##### Information provided

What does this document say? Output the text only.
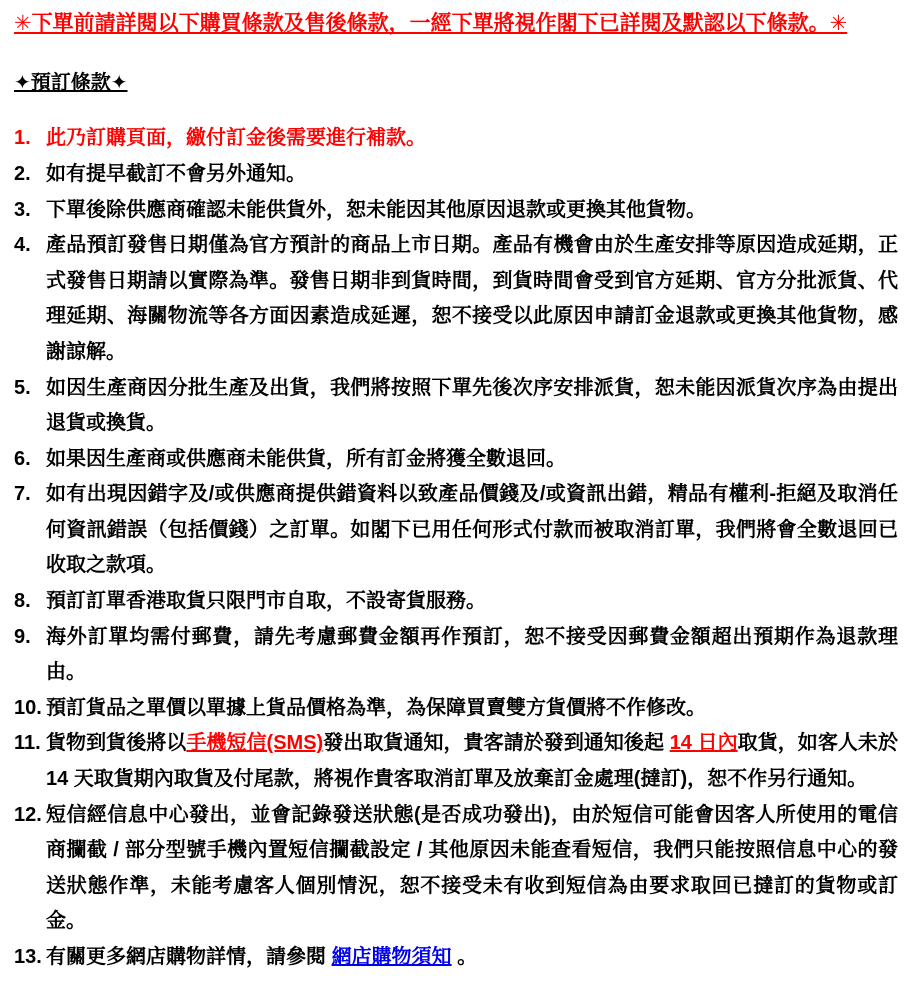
✳下單前請詳閱以下購買條款及售後條款，一經下單將視作閣下已詳閱及默認以下條款。✳
✦預訂條款✦
1. 此乃訂購頁面，繳付訂金後需要進行補款。
2. 如有提早截訂不會另外通知。
3. 下單後除供應商確認未能供貨外，恕未能因其他原因退款或更換其他貨物。
4. 產品預訂發售日期僅為官方預計的商品上市日期。產品有機會由於生產安排等原因造成延期，正式發售日期請以實際為準。發售日期非到貨時間，到貨時間會受到官方延期、官方分批派貨、代理延期、海關物流等各方面因素造成延遲，恕不接受以此原因申請訂金退款或更換其他貨物，感謝諒解。
5. 如因生產商因分批生產及出貨，我們將按照下單先後次序安排派貨，恕未能因派貨次序為由提出退貨或換貨。
6. 如果因生產商或供應商未能供貨，所有訂金將獲全數退回。
7. 如有出現因錯字及/或供應商提供錯資料以致產品價錢及/或資訊出錯，精品有權利-拒絕及取消任何資訊錯誤（包括價錢）之訂單。如閣下已用任何形式付款而被取消訂單，我們將會全數退回已收取之款項。
8. 預訂訂單香港取貨只限門市自取，不設寄貨服務。
9. 海外訂單均需付郵費，請先考慮郵費金額再作預訂，恕不接受因郵費金額超出預期作為退款理由。
10. 預訂貨品之單價以單據上貨品價格為準，為保障買賣雙方貨價將不作修改。
11. 貨物到貨後將以手機短信(SMS)發出取貨通知，貴客請於發到通知後起 14 日內取貨，如客人未於 14 天取貨期內取貨及付尾款，將視作貴客取消訂單及放棄訂金處理(撻訂)，恕不作另行通知。
12. 短信經信息中心發出，並會記錄發送狀態(是否成功發出)，由於短信可能會因客人所使用的電信商攔截 / 部分型號手機內置短信攔截設定 / 其他原因未能查看短信，我們只能按照信息中心的發送狀態作準，未能考慮客人個別情況，恕不接受未有收到短信為由要求取回已撻訂的貨物或訂金。
13. 有關更多網店購物詳情，請參閱 網店購物須知 。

##########

Reproduce the entries above word for word. Pictures stay out.

> **Right answer**
What does this document say? Output the text only.
✳下單前請詳閱以下購買條款及售後條款，一經下單將視作閣下已詳閱及默認以下條款。✳
✦預訂條款✦
1. 此乃訂購頁面，繳付訂金後需要進行補款。
2. 如有提早截訂不會另外通知。
3. 下單後除供應商確認未能供貨外，恕未能因其他原因退款或更換其他貨物。
4. 產品預訂發售日期僅為官方預計的商品上市日期。產品有機會由於生產安排等原因造成延期，正式發售日期請以實際為準。發售日期非到貨時間，到貨時間會受到官方延期、官方分批派貨、代理延期、海關物流等各方面因素造成延遲，恕不接受以此原因申請訂金退款或更換其他貨物，感謝諒解。
5. 如因生產商因分批生產及出貨，我們將按照下單先後次序安排派貨，恕未能因派貨次序為由提出退貨或換貨。
6. 如果因生產商或供應商未能供貨，所有訂金將獲全數退回。
7. 如有出現因錯字及/或供應商提供錯資料以致產品價錢及/或資訊出錯，精品有權利-拒絕及取消任何資訊錯誤（包括價錢）之訂單。如閣下已用任何形式付款而被取消訂單，我們將會全數退回已收取之款項。
8. 預訂訂單香港取貨只限門市自取，不設寄貨服務。
9. 海外訂單均需付郵費，請先考慮郵費金額再作預訂，恕不接受因郵費金額超出預期作為退款理由。
10. 預訂貨品之單價以單據上貨品價格為準，為保障買賣雙方貨價將不作修改。
11. 貨物到貨後將以手機短信(SMS)發出取貨通知，貴客請於發到通知後起 14 日內取貨，如客人未於 14 天取貨期內取貨及付尾款，將視作貴客取消訂單及放棄訂金處理(撻訂)，恕不作另行通知。
12. 短信經信息中心發出，並會記錄發送狀態(是否成功發出)，由於短信可能會因客人所使用的電信商攔截 / 部分型號手機內置短信攔截設定 / 其他原因未能查看短信，我們只能按照信息中心的發送狀態作準，未能考慮客人個別情況，恕不接受未有收到短信為由要求取回已撻訂的貨物或訂金。
13. 有關更多網店購物詳情，請參閱 網店購物須知 。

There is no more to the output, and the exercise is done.